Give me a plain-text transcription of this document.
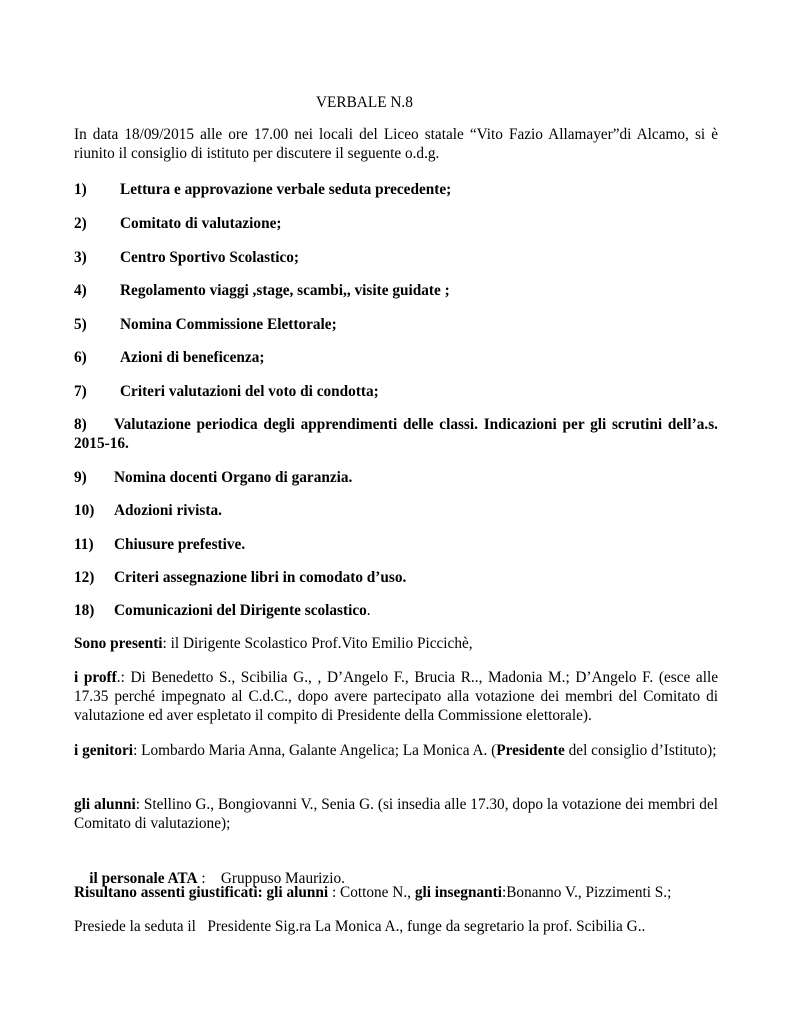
VERBALE N.8
In data 18/09/2015 alle ore 17.00 nei locali del Liceo statale “Vito Fazio Allamayer”di Alcamo, si è riunito il consiglio di istituto per discutere il seguente o.d.g.
1) Lettura e approvazione verbale seduta precedente;
2) Comitato di valutazione;
3) Centro Sportivo Scolastico;
4) Regolamento viaggi ,stage, scambi,, visite guidate ;
5) Nomina Commissione Elettorale;
6) Azioni di beneficenza;
7) Criteri valutazioni del voto di condotta;
8) Valutazione periodica degli apprendimenti delle classi. Indicazioni per gli scrutini dell’a.s. 2015-16.
9) Nomina docenti Organo di garanzia.
10) Adozioni rivista.
11) Chiusure prefestive.
12) Criteri assegnazione libri in comodato d’uso.
18) Comunicazioni del Dirigente scolastico.
Sono presenti: il Dirigente Scolastico Prof.Vito Emilio Piccichè,
i proff.: Di Benedetto S., Scibilia G., , D’Angelo F., Brucia R.., Madonia M.; D’Angelo F. (esce alle 17.35 perché impegnato al C.d.C., dopo avere partecipato alla votazione dei membri del Comitato di valutazione ed aver espletato il compito di Presidente della Commissione elettorale).
i genitori: Lombardo Maria Anna, Galante Angelica; La Monica A. (Presidente del consiglio d’Istituto);
gli alunni: Stellino G., Bongiovanni V., Senia G. (si insedia alle 17.30, dopo la votazione dei membri del Comitato di valutazione);

il personale ATA :    Gruppuso Maurizio.

Risultano assenti giustificati: gli alunni : Cottone N., gli insegnanti:Bonanno V., Pizzimenti S.;
Presiede la seduta il   Presidente Sig.ra La Monica A., funge da segretario la prof. Scibilia G..
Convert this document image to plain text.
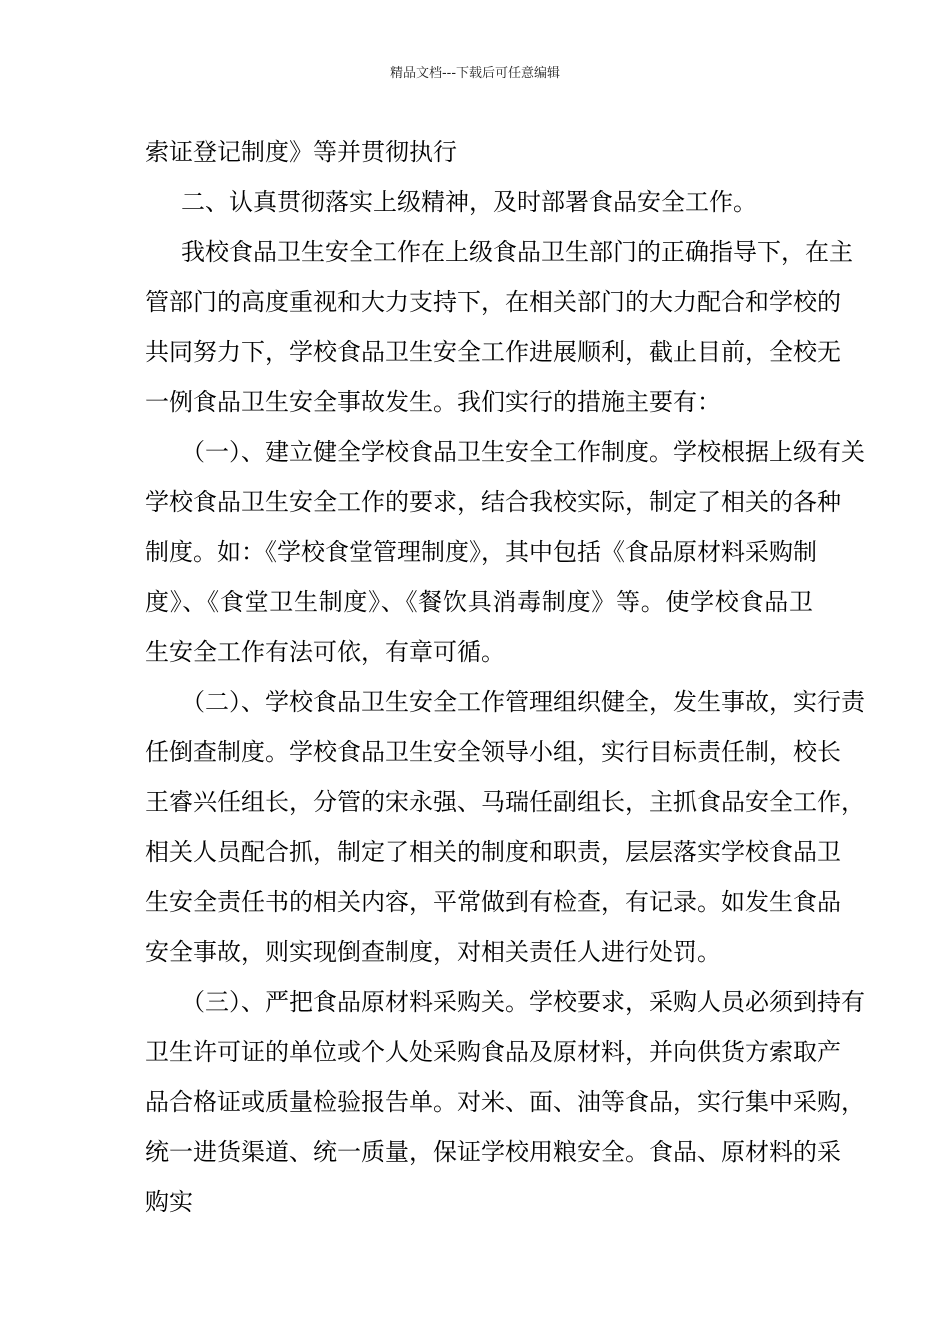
精品文档---下载后可任意编辑
索证登记制度》等并贯彻执行
二、认真贯彻落实上级精神，及时部署食品安全工作。
我校食品卫生安全工作在上级食品卫生部门的正确指导下，在主
管部门的高度重视和大力支持下，在相关部门的大力配合和学校的
共同努力下，学校食品卫生安全工作进展顺利，截止目前，全校无
一例食品卫生安全事故发生。我们实行的措施主要有：
（一）、建立健全学校食品卫生安全工作制度。学校根据上级有关
学校食品卫生安全工作的要求，结合我校实际，制定了相关的各种
制度。如：《学校食堂管理制度》，其中包括《食品原材料采购制
度》、《食堂卫生制度》、《餐饮具消毒制度》等。使学校食品卫
生安全工作有法可依，有章可循。
（二）、学校食品卫生安全工作管理组织健全，发生事故，实行责
任倒查制度。学校食品卫生安全领导小组，实行目标责任制，校长
王睿兴任组长，分管的宋永强、马瑞任副组长，主抓食品安全工作，
相关人员配合抓，制定了相关的制度和职责，层层落实学校食品卫
生安全责任书的相关内容，平常做到有检查，有记录。如发生食品
安全事故，则实现倒查制度，对相关责任人进行处罚。
（三）、严把食品原材料采购关。学校要求，采购人员必须到持有
卫生许可证的单位或个人处采购食品及原材料，并向供货方索取产
品合格证或质量检验报告单。对米、面、油等食品，实行集中采购，
统一进货渠道、统一质量，保证学校用粮安全。食品、原材料的采
购实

> EXERCISE REQUIREMENTS
Return every line holding the word "Criteri" from the records.

> RESPONSE FOR THIS EXERCISE
7) Criteri valutazioni del voto di condotta;
12) Criteri assegnazione libri in comodato d’uso.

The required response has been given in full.